Work required: Type out the records that follow, exactly as given.

------------------------------------------------

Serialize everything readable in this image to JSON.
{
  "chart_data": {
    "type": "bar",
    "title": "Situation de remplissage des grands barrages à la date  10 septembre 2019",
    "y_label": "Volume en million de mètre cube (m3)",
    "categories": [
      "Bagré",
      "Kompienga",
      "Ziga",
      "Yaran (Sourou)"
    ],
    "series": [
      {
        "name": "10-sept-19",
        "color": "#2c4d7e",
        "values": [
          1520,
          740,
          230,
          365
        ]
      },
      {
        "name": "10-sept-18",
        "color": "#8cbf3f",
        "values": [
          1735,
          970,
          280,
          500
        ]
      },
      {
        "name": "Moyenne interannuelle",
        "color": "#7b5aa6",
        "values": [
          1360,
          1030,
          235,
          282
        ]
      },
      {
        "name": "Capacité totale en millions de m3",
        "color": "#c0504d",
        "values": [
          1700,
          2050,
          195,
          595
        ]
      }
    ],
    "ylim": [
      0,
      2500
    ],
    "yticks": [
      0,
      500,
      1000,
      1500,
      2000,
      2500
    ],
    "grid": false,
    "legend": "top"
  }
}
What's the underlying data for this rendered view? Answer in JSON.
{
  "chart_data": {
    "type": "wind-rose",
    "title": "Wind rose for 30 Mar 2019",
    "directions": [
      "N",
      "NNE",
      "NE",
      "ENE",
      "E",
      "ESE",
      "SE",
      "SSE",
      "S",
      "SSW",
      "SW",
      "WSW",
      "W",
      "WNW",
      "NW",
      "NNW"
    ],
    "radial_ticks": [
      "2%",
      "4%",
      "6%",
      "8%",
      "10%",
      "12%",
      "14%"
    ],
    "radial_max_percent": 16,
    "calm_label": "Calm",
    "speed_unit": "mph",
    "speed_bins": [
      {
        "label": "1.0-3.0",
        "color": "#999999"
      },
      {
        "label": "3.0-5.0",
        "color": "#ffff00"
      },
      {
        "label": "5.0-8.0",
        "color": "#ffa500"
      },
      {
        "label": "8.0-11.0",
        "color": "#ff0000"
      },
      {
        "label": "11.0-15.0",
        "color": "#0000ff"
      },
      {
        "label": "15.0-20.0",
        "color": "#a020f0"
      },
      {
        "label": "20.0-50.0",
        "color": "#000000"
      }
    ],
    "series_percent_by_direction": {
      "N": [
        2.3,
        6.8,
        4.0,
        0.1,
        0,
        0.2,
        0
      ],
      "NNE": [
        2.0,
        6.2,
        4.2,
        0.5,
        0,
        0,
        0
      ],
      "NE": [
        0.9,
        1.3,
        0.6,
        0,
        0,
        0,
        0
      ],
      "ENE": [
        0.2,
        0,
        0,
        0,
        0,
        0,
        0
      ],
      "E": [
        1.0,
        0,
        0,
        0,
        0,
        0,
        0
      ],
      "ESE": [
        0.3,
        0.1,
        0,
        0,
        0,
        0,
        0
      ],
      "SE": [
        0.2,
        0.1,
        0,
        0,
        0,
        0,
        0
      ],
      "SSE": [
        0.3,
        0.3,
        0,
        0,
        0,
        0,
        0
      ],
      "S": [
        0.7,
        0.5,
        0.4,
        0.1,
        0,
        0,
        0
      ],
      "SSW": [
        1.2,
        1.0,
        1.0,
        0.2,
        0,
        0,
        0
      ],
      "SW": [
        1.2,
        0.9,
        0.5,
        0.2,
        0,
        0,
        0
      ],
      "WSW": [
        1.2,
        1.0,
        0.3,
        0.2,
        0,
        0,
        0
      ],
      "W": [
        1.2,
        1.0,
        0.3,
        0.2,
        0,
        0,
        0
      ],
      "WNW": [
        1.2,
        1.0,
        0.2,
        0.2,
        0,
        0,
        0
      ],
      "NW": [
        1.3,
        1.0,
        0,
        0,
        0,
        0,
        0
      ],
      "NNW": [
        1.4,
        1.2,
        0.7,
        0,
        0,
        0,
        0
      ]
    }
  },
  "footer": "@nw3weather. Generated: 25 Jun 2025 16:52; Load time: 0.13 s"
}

------------------------------------------------

Reply to the task:
Serialize everything readable in this image to JSON.
{
  "chart_data": {
    "type": "bar",
    "title": "Situation de remplissage des grands barrages à la date  10 septembre 2019",
    "y_label": "Volume en million de mètre cube (m3)",
    "categories": [
      "Bagré",
      "Kompienga",
      "Ziga",
      "Yaran (Sourou)"
    ],
    "series": [
      {
        "name": "10-sept-19",
        "color": "#2c4d7e",
        "values": [
          1520,
          740,
          230,
          365
        ]
      },
      {
        "name": "10-sept-18",
        "color": "#8cbf3f",
        "values": [
          1735,
          970,
          280,
          500
        ]
      },
      {
        "name": "Moyenne interannuelle",
        "color": "#7b5aa6",
        "values": [
          1360,
          1030,
          235,
          282
        ]
      },
      {
        "name": "Capacité totale en millions de m3",
        "color": "#c0504d",
        "values": [
          1700,
          2050,
          195,
          595
        ]
      }
    ],
    "ylim": [
      0,
      2500
    ],
    "yticks": [
      0,
      500,
      1000,
      1500,
      2000,
      2500
    ],
    "grid": false,
    "legend": "top"
  }
}
What's the underlying data for this rendered view? Answer in JSON.
{
  "chart_data": {
    "type": "wind-rose",
    "title": "Wind rose for 30 Mar 2019",
    "directions": [
      "N",
      "NNE",
      "NE",
      "ENE",
      "E",
      "ESE",
      "SE",
      "SSE",
      "S",
      "SSW",
      "SW",
      "WSW",
      "W",
      "WNW",
      "NW",
      "NNW"
    ],
    "radial_ticks": [
      "2%",
      "4%",
      "6%",
      "8%",
      "10%",
      "12%",
      "14%"
    ],
    "radial_max_percent": 16,
    "calm_label": "Calm",
    "speed_unit": "mph",
    "speed_bins": [
      {
        "label": "1.0-3.0",
        "color": "#999999"
      },
      {
        "label": "3.0-5.0",
        "color": "#ffff00"
      },
      {
        "label": "5.0-8.0",
        "color": "#ffa500"
      },
      {
        "label": "8.0-11.0",
        "color": "#ff0000"
      },
      {
        "label": "11.0-15.0",
        "color": "#0000ff"
      },
      {
        "label": "15.0-20.0",
        "color": "#a020f0"
      },
      {
        "label": "20.0-50.0",
        "color": "#000000"
      }
    ],
    "series_percent_by_direction": {
      "N": [
        2.3,
        6.8,
        4.0,
        0.1,
        0,
        0.2,
        0
      ],
      "NNE": [
        2.0,
        6.2,
        4.2,
        0.5,
        0,
        0,
        0
      ],
      "NE": [
        0.9,
        1.3,
        0.6,
        0,
        0,
        0,
        0
      ],
      "ENE": [
        0.2,
        0,
        0,
        0,
        0,
        0,
        0
      ],
      "E": [
        1.0,
        0,
        0,
        0,
        0,
        0,
        0
      ],
      "ESE": [
        0.3,
        0.1,
        0,
        0,
        0,
        0,
        0
      ],
      "SE": [
        0.2,
        0.1,
        0,
        0,
        0,
        0,
        0
      ],
      "SSE": [
        0.3,
        0.3,
        0,
        0,
        0,
        0,
        0
      ],
      "S": [
        0.7,
        0.5,
        0.4,
        0.1,
        0,
        0,
        0
      ],
      "SSW": [
        1.2,
        1.0,
        1.0,
        0.2,
        0,
        0,
        0
      ],
      "SW": [
        1.2,
        0.9,
        0.5,
        0.2,
        0,
        0,
        0
      ],
      "WSW": [
        1.2,
        1.0,
        0.3,
        0.2,
        0,
        0,
        0
      ],
      "W": [
        1.2,
        1.0,
        0.3,
        0.2,
        0,
        0,
        0
      ],
      "WNW": [
        1.2,
        1.0,
        0.2,
        0.2,
        0,
        0,
        0
      ],
      "NW": [
        1.3,
        1.0,
        0,
        0,
        0,
        0,
        0
      ],
      "NNW": [
        1.4,
        1.2,
        0.7,
        0,
        0,
        0,
        0
      ]
    }
  },
  "footer": "@nw3weather. Generated: 25 Jun 2025 16:52; Load time: 0.13 s"
}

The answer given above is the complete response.